Set problem » How many lines in these records hold the string "tercile"? State only that number.

* begin *

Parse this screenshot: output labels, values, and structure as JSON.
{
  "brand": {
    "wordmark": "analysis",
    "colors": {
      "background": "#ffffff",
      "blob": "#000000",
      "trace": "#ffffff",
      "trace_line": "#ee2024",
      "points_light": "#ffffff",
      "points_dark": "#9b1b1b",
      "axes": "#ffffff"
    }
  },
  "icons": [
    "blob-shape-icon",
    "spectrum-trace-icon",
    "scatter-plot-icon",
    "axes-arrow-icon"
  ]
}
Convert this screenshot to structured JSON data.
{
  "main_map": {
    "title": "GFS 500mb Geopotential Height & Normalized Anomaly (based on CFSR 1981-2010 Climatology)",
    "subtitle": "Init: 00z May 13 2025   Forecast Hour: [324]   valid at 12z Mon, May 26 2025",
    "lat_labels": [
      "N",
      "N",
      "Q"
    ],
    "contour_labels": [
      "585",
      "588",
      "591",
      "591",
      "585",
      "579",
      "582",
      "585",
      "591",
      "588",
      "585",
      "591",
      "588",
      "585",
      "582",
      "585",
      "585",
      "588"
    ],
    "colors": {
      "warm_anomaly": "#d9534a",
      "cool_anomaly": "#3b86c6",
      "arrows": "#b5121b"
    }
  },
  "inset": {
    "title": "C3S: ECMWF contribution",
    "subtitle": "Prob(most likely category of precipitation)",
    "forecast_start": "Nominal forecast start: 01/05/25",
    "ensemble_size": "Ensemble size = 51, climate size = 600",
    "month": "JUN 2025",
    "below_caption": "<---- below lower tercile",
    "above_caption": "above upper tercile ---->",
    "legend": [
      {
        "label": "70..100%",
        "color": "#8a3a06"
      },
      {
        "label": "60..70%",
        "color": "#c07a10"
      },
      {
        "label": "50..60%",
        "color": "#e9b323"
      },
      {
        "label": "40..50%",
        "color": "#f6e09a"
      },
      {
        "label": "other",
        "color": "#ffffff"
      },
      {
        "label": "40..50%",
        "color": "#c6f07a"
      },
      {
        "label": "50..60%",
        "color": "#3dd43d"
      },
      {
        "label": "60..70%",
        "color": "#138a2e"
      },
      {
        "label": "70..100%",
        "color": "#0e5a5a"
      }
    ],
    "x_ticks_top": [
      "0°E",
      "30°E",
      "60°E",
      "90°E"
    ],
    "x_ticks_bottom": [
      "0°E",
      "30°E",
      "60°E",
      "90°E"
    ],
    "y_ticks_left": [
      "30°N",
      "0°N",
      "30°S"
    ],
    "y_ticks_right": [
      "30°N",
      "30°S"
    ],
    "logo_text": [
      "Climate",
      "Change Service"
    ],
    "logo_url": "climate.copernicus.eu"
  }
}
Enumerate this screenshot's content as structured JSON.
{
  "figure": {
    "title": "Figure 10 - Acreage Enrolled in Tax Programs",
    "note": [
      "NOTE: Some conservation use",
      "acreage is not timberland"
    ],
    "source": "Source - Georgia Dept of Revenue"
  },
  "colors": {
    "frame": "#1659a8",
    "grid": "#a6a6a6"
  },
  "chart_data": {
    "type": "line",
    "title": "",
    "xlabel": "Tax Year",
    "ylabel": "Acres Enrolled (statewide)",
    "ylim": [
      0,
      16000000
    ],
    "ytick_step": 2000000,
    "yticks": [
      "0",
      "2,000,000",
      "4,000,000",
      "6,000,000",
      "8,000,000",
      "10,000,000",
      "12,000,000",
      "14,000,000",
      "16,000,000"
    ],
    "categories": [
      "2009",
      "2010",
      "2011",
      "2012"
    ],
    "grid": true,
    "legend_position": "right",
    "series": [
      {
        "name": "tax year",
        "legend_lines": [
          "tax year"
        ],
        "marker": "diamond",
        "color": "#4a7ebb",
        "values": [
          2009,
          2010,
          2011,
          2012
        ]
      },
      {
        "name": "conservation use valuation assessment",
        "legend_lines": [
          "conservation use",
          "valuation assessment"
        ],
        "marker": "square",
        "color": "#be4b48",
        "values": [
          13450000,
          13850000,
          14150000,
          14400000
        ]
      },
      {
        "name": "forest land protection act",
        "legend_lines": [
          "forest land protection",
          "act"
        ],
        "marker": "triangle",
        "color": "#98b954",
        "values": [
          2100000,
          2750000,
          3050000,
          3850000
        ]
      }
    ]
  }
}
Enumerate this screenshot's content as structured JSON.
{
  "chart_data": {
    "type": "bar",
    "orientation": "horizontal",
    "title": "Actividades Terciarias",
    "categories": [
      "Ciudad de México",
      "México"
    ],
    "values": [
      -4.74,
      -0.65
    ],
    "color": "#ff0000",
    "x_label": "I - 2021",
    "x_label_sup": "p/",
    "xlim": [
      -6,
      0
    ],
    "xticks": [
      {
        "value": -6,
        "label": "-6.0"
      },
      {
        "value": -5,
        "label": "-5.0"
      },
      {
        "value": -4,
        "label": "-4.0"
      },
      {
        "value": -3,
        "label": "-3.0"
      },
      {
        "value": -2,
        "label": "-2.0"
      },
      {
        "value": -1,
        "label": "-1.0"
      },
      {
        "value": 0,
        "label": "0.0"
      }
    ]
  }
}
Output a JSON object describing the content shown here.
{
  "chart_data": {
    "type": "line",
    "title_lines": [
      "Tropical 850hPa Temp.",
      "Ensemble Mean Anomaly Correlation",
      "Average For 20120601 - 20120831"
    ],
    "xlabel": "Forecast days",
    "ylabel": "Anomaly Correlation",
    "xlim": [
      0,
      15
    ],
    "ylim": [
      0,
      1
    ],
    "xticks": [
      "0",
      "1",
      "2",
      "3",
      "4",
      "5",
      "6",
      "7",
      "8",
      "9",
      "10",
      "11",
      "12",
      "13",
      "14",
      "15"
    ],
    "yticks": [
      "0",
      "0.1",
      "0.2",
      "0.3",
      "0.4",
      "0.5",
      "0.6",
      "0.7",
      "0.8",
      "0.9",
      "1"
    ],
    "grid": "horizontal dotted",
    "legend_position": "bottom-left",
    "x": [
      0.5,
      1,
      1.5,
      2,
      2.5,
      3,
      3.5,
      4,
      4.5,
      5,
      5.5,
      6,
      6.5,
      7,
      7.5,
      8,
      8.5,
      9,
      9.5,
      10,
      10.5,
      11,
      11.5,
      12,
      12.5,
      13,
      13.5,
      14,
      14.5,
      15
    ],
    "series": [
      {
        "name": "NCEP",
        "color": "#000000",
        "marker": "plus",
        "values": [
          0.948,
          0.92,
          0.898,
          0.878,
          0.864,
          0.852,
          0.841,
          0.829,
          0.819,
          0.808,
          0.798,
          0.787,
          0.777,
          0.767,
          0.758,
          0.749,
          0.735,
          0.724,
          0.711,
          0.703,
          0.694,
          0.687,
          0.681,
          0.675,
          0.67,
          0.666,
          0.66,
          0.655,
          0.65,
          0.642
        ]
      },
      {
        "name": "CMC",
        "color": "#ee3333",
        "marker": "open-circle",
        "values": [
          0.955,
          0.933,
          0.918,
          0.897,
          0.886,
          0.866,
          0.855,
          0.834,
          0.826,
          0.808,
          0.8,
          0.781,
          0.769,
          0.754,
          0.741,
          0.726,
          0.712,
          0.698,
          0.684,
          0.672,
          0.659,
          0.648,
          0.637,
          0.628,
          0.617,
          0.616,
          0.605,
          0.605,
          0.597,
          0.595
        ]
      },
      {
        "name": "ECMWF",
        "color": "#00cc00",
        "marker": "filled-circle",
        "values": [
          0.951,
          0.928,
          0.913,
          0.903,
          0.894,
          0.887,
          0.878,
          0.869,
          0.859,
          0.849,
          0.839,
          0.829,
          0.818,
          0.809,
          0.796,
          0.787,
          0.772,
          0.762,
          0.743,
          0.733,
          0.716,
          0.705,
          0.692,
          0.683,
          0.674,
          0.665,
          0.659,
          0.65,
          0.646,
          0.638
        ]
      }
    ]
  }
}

* end *

Expected answer » 2